#### [INSTRUCTIONS FOR THE TASK]
Starting with the line with "next-page-button[interactable] (2413, 1022, 2466, 1076)" and going on through the line with "chevron-left-icon (2361, 1038, 2384, 1061)" in the rows below, substitute "page-length-value" for "page-size-value" and give back only those lines, otherwise unchanged.

#### [MATERIAL]
+-------+
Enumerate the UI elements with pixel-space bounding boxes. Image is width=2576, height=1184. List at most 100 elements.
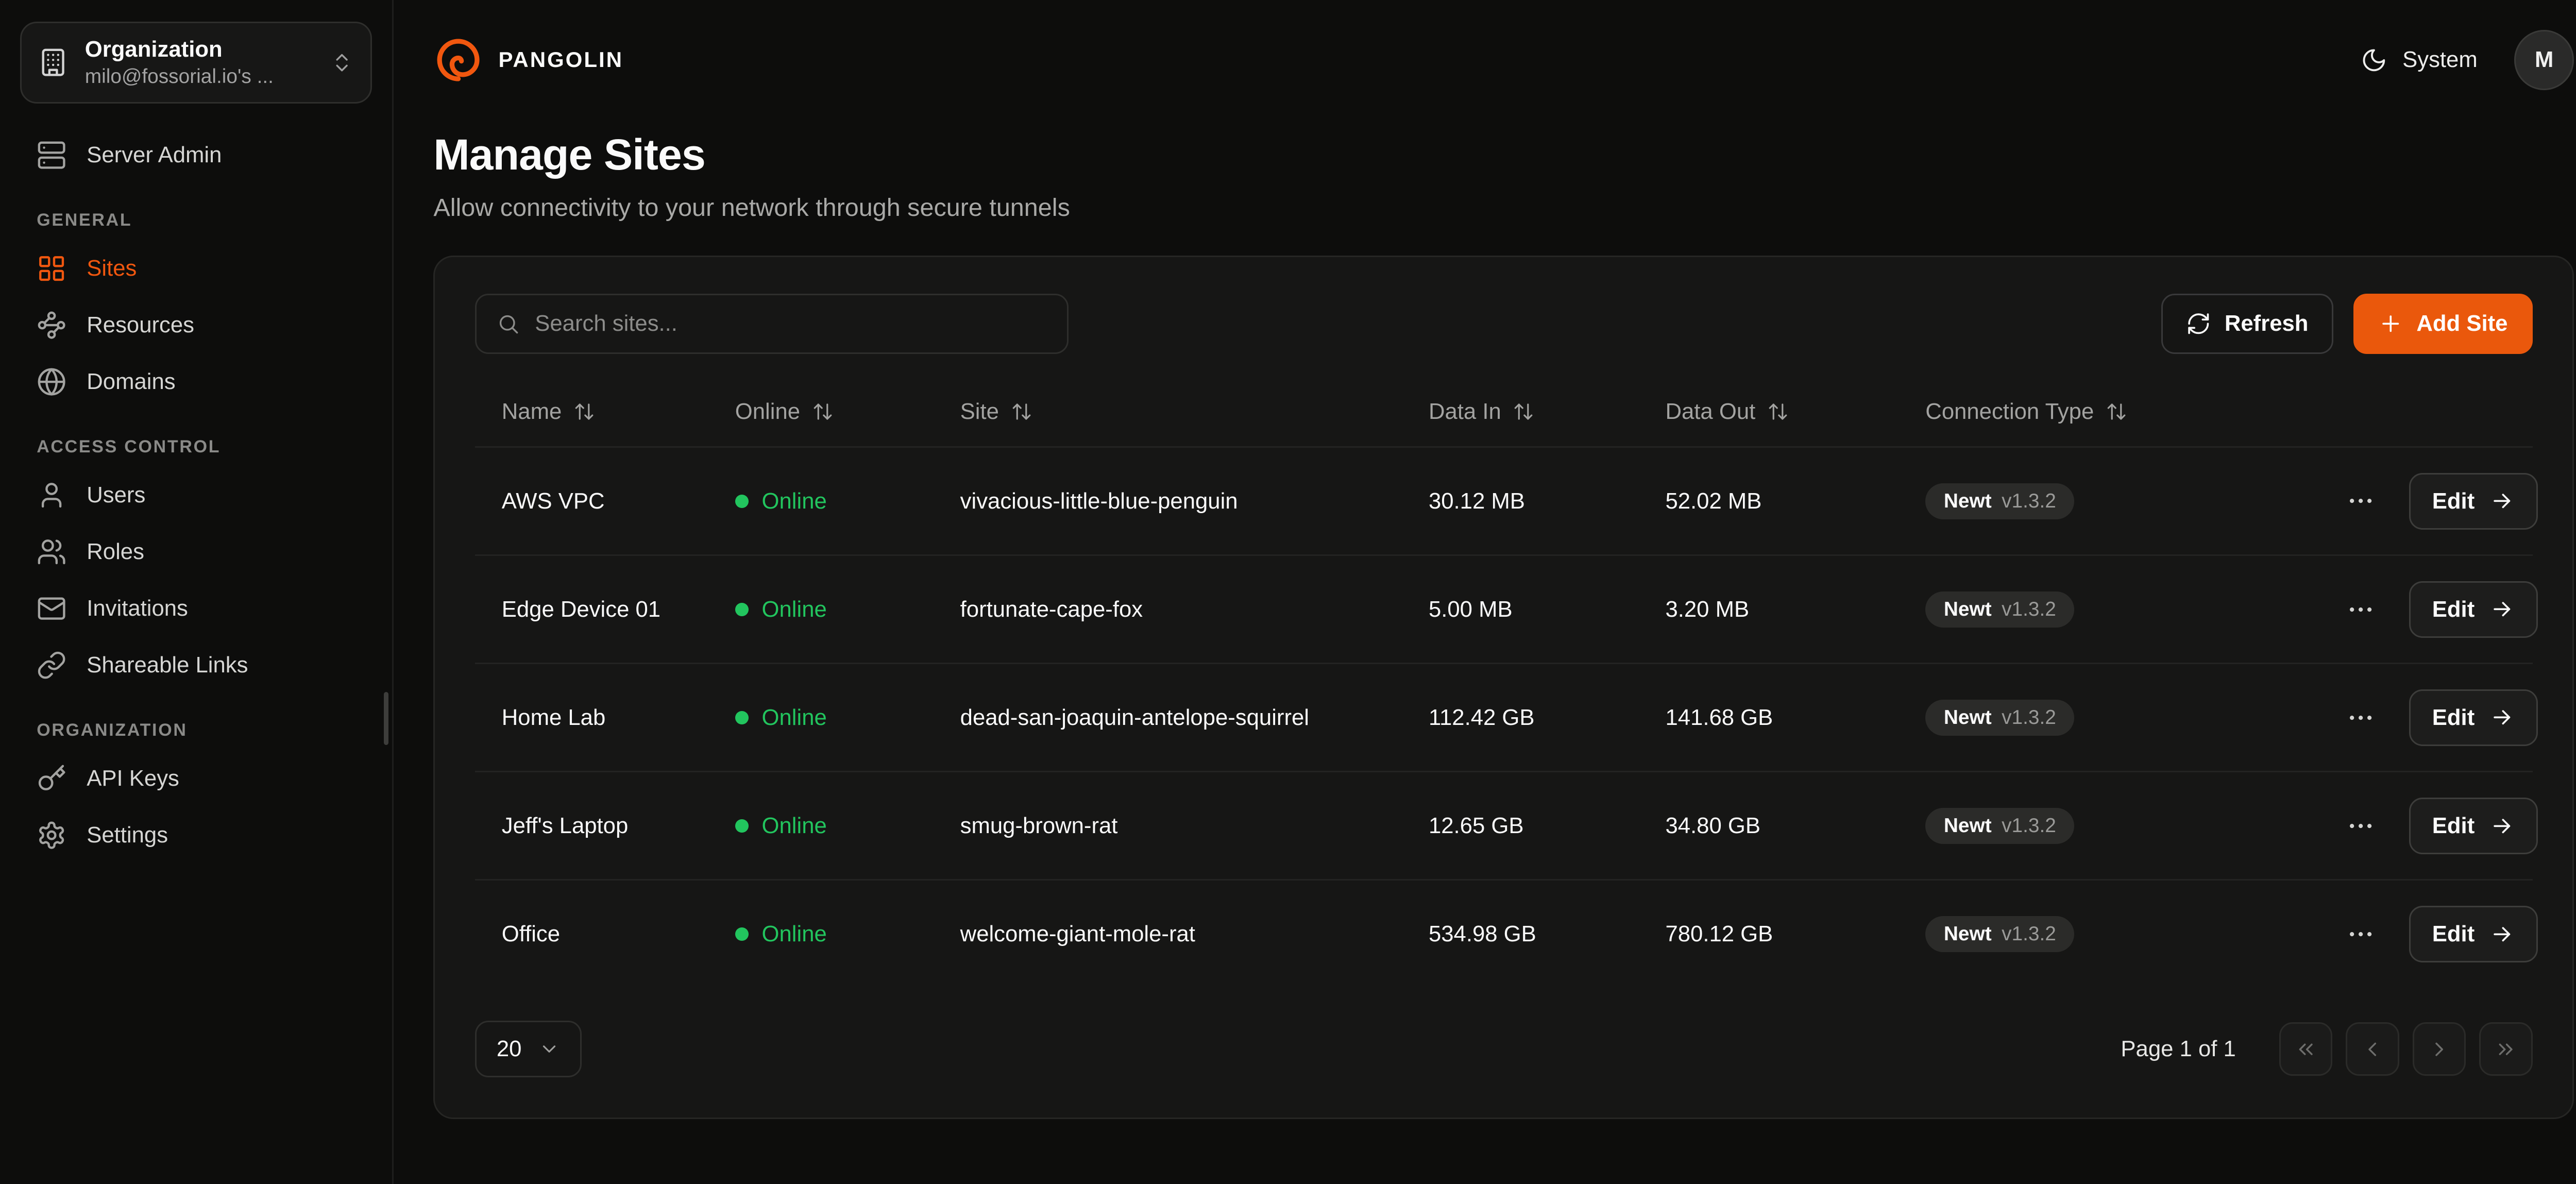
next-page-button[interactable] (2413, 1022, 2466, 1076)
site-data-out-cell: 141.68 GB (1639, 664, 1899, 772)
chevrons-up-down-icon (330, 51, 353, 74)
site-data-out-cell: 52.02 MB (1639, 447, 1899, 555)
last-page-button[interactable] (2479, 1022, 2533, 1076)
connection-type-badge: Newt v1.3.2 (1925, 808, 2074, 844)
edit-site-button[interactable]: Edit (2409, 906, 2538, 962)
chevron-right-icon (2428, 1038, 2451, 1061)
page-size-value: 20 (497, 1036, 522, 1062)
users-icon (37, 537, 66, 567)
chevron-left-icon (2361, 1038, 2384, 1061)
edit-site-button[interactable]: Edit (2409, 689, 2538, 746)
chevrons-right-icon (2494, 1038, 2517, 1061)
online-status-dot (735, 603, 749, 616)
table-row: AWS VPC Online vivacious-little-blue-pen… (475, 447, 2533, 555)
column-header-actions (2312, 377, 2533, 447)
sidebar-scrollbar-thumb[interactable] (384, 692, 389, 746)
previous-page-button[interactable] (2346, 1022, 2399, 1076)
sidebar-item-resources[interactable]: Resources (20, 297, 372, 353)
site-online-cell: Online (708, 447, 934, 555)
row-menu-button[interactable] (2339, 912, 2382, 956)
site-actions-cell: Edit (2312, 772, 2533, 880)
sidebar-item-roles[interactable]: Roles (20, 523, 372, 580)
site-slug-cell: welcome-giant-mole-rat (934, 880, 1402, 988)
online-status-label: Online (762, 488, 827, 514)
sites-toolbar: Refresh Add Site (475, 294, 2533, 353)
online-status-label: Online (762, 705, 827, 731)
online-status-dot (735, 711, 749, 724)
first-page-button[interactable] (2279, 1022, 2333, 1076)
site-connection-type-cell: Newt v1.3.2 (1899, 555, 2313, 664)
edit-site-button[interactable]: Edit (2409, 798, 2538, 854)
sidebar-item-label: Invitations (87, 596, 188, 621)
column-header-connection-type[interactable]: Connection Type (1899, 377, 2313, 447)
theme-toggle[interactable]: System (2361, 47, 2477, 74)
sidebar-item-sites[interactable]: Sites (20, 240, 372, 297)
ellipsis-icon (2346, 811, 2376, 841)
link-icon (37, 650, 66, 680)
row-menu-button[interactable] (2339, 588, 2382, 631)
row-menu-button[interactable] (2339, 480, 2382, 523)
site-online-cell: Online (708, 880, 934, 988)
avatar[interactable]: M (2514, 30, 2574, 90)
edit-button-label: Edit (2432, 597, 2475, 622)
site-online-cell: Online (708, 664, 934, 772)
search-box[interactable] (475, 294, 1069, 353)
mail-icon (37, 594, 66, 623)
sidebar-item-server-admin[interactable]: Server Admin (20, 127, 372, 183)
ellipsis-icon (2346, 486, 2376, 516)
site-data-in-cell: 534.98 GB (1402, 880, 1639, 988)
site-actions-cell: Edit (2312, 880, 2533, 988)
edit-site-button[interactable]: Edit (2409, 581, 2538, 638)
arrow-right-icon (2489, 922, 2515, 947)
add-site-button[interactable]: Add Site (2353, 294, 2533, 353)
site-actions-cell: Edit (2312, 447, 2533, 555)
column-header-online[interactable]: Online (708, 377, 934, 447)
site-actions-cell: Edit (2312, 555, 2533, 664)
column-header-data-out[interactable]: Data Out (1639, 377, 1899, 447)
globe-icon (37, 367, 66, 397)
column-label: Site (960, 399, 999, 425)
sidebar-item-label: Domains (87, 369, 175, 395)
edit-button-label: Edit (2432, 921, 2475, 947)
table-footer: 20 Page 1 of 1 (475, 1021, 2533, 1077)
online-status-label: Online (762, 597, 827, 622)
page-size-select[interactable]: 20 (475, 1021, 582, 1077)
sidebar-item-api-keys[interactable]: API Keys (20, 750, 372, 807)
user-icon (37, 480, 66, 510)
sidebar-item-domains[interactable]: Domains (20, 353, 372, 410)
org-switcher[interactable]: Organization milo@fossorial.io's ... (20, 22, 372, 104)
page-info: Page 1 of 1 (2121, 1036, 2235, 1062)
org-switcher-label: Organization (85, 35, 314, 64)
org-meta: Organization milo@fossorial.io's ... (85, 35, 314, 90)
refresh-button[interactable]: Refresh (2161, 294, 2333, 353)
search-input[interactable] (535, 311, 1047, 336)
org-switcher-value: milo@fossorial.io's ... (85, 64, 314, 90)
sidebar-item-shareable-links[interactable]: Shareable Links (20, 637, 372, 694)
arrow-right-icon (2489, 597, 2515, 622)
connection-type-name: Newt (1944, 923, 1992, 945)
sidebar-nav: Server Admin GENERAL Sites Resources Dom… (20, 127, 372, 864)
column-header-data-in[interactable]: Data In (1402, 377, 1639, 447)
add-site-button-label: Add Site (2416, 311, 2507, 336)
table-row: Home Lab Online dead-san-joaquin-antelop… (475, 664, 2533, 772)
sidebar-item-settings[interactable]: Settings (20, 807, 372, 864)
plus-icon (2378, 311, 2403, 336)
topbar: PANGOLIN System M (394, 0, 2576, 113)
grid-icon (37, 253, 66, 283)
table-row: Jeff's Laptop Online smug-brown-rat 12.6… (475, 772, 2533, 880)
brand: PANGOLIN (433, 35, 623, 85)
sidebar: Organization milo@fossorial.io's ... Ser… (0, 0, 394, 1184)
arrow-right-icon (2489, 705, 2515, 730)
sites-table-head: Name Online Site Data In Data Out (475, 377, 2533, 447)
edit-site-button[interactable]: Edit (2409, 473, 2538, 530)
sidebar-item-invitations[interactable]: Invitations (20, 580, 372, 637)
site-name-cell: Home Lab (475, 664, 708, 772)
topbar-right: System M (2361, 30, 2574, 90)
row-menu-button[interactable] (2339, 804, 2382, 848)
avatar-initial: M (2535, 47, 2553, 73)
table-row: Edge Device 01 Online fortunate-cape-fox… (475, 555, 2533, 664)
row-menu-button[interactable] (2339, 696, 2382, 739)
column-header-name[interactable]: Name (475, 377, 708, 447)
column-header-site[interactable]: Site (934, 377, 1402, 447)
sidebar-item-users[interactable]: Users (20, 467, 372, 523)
+-------+
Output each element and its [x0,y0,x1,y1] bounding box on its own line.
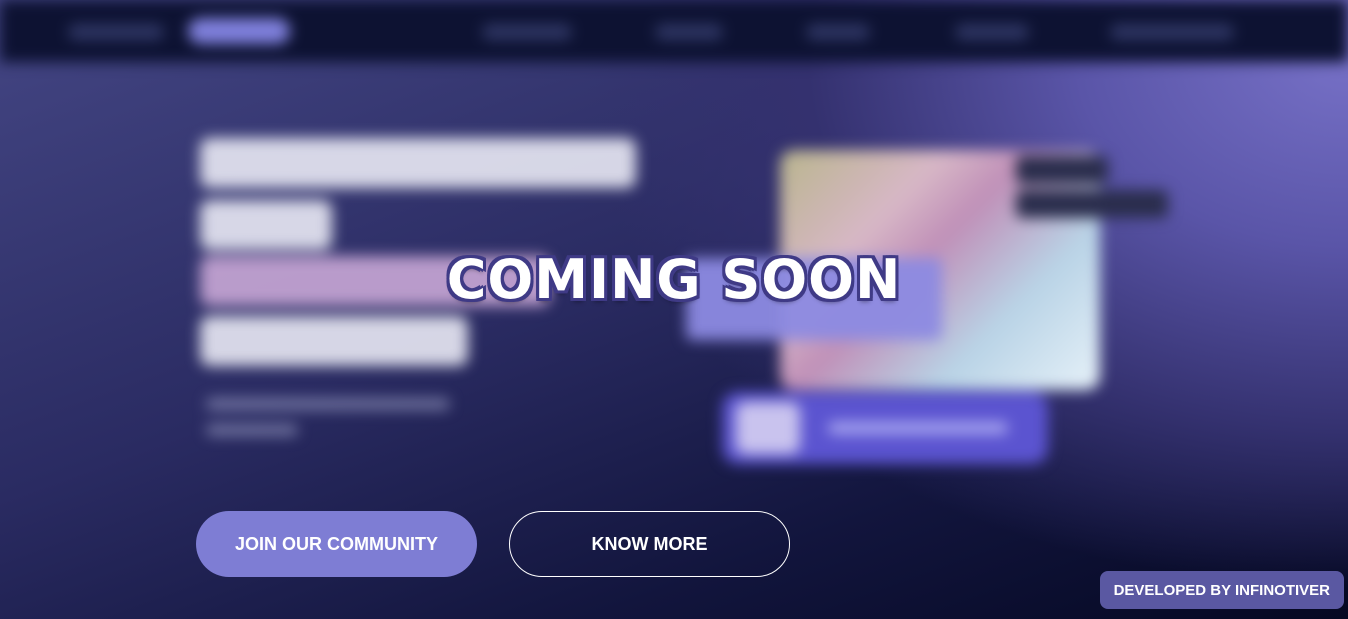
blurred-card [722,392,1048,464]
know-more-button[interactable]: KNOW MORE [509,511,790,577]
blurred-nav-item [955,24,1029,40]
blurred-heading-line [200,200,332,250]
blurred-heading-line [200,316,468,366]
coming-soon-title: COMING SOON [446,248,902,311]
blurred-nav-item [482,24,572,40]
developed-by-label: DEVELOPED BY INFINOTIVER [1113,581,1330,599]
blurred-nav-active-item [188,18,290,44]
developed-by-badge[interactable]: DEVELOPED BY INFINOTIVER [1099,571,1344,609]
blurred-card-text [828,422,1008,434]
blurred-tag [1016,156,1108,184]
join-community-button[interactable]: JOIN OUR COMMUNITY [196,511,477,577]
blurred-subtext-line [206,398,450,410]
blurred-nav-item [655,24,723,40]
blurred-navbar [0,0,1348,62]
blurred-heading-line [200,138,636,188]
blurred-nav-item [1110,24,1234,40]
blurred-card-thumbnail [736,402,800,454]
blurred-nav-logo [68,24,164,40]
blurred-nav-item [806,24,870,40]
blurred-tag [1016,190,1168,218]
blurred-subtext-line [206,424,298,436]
+-------+
#### [RESPONSE FOR THIS EXERCISE]
next-page-button[interactable] (2413, 1022, 2466, 1076)
site-data-out-cell: 141.68 GB (1639, 664, 1899, 772)
chevrons-up-down-icon (330, 51, 353, 74)
site-data-out-cell: 52.02 MB (1639, 447, 1899, 555)
last-page-button[interactable] (2479, 1022, 2533, 1076)
connection-type-badge: Newt v1.3.2 (1925, 808, 2074, 844)
edit-site-button[interactable]: Edit (2409, 906, 2538, 962)
chevron-right-icon (2428, 1038, 2451, 1061)
page-length-value: 20 (497, 1036, 522, 1062)
users-icon (37, 537, 66, 567)
chevron-left-icon (2361, 1038, 2384, 1061)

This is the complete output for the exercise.